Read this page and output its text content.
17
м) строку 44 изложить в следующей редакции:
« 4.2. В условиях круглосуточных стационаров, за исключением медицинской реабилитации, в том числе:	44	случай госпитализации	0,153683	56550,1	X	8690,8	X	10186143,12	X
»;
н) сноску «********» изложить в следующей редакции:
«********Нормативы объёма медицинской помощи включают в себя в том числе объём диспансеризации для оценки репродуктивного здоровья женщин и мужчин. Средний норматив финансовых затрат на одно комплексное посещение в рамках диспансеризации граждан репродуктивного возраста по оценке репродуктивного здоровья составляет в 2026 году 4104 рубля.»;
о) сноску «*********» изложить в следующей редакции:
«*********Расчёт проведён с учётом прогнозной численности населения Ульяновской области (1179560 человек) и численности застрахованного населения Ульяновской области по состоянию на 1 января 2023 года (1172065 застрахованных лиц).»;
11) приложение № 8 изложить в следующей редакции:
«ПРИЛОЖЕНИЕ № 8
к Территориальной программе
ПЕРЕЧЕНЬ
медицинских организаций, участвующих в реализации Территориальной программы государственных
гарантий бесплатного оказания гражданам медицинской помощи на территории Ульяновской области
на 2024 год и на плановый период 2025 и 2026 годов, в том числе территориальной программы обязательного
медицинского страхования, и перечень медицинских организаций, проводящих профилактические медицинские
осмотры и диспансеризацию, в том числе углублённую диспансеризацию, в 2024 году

==============================

To do
In the material above, how many lines hold the word "медицинской"? Say only the number.

Task result
3